#### ENTRIES SUPPLIED
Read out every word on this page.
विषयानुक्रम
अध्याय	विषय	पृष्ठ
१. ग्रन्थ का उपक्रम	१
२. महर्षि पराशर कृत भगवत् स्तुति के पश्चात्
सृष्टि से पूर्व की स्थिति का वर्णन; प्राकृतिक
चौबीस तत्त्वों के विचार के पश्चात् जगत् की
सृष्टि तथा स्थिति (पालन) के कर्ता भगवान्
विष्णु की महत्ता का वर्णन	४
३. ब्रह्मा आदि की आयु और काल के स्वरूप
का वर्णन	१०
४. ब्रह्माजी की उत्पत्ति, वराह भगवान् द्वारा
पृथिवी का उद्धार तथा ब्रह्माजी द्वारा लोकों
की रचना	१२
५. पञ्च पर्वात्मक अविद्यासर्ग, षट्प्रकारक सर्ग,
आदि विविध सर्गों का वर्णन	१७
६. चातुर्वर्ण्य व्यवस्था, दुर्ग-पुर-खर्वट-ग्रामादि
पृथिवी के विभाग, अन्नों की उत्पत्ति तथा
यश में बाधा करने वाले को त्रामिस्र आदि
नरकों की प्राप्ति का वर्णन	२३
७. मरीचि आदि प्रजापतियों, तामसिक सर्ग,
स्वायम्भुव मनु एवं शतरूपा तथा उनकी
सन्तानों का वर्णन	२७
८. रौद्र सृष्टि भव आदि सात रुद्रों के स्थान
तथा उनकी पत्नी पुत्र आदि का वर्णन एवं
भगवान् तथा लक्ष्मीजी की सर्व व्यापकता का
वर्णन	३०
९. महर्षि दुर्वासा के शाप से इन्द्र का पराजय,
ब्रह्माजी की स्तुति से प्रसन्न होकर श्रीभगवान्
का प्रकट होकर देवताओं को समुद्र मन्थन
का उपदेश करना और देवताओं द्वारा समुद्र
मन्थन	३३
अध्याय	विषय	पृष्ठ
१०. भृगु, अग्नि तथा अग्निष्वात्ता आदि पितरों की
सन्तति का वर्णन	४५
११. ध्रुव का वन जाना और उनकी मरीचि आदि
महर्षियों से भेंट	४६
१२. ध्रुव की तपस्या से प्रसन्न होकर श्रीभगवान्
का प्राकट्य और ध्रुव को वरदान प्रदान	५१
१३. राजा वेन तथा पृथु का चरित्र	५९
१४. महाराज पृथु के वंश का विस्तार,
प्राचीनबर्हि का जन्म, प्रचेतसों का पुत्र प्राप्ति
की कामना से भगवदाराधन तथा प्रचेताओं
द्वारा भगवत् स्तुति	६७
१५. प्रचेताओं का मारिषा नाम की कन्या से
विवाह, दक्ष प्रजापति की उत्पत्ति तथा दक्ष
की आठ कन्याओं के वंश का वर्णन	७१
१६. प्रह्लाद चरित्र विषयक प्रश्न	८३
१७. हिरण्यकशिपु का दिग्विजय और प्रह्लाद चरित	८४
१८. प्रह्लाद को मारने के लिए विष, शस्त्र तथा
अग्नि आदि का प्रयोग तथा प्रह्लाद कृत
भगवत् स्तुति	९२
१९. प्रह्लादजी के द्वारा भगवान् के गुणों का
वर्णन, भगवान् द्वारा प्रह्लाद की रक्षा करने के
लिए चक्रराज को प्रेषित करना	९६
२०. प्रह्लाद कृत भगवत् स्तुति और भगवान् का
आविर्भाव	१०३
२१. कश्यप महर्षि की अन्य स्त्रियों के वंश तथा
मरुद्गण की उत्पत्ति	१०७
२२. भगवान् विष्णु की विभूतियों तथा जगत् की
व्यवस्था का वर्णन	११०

#### EXERCISE PROMPT
Write out the material exactly as given.

#### WORKED ANSWER
Read out every word on this page.
विषयानुक्रम
अध्याय	विषय	पृष्ठ
१. ग्रन्थ का उपक्रम	१
२. महर्षि पराशर कृत भगवत् स्तुति के पश्चात्
सृष्टि से पूर्व की स्थिति का वर्णन; प्राकृतिक
चौबीस तत्त्वों के विचार के पश्चात् जगत् की
सृष्टि तथा स्थिति (पालन) के कर्ता भगवान्
विष्णु की महत्ता का वर्णन	४
३. ब्रह्मा आदि की आयु और काल के स्वरूप
का वर्णन	१०
४. ब्रह्माजी की उत्पत्ति, वराह भगवान् द्वारा
पृथिवी का उद्धार तथा ब्रह्माजी द्वारा लोकों
की रचना	१२
५. पञ्च पर्वात्मक अविद्यासर्ग, षट्प्रकारक सर्ग,
आदि विविध सर्गों का वर्णन	१७
६. चातुर्वर्ण्य व्यवस्था, दुर्ग-पुर-खर्वट-ग्रामादि
पृथिवी के विभाग, अन्नों की उत्पत्ति तथा
यश में बाधा करने वाले को त्रामिस्र आदि
नरकों की प्राप्ति का वर्णन	२३
७. मरीचि आदि प्रजापतियों, तामसिक सर्ग,
स्वायम्भुव मनु एवं शतरूपा तथा उनकी
सन्तानों का वर्णन	२७
८. रौद्र सृष्टि भव आदि सात रुद्रों के स्थान
तथा उनकी पत्नी पुत्र आदि का वर्णन एवं
भगवान् तथा लक्ष्मीजी की सर्व व्यापकता का
वर्णन	३०
९. महर्षि दुर्वासा के शाप से इन्द्र का पराजय,
ब्रह्माजी की स्तुति से प्रसन्न होकर श्रीभगवान्
का प्रकट होकर देवताओं को समुद्र मन्थन
का उपदेश करना और देवताओं द्वारा समुद्र
मन्थन	३३
अध्याय	विषय	पृष्ठ
१०. भृगु, अग्नि तथा अग्निष्वात्ता आदि पितरों की
सन्तति का वर्णन	४५
११. ध्रुव का वन जाना और उनकी मरीचि आदि
महर्षियों से भेंट	४६
१२. ध्रुव की तपस्या से प्रसन्न होकर श्रीभगवान्
का प्राकट्य और ध्रुव को वरदान प्रदान	५१
१३. राजा वेन तथा पृथु का चरित्र	५९
१४. महाराज पृथु के वंश का विस्तार,
प्राचीनबर्हि का जन्म, प्रचेतसों का पुत्र प्राप्ति
की कामना से भगवदाराधन तथा प्रचेताओं
द्वारा भगवत् स्तुति	६७
१५. प्रचेताओं का मारिषा नाम की कन्या से
विवाह, दक्ष प्रजापति की उत्पत्ति तथा दक्ष
की आठ कन्याओं के वंश का वर्णन	७१
१६. प्रह्लाद चरित्र विषयक प्रश्न	८३
१७. हिरण्यकशिपु का दिग्विजय और प्रह्लाद चरित	८४
१८. प्रह्लाद को मारने के लिए विष, शस्त्र तथा
अग्नि आदि का प्रयोग तथा प्रह्लाद कृत
भगवत् स्तुति	९२
१९. प्रह्लादजी के द्वारा भगवान् के गुणों का
वर्णन, भगवान् द्वारा प्रह्लाद की रक्षा करने के
लिए चक्रराज को प्रेषित करना	९६
२०. प्रह्लाद कृत भगवत् स्तुति और भगवान् का
आविर्भाव	१०३
२१. कश्यप महर्षि की अन्य स्त्रियों के वंश तथा
मरुद्गण की उत्पत्ति	१०७
२२. भगवान् विष्णु की विभूतियों तथा जगत् की
व्यवस्था का वर्णन	११०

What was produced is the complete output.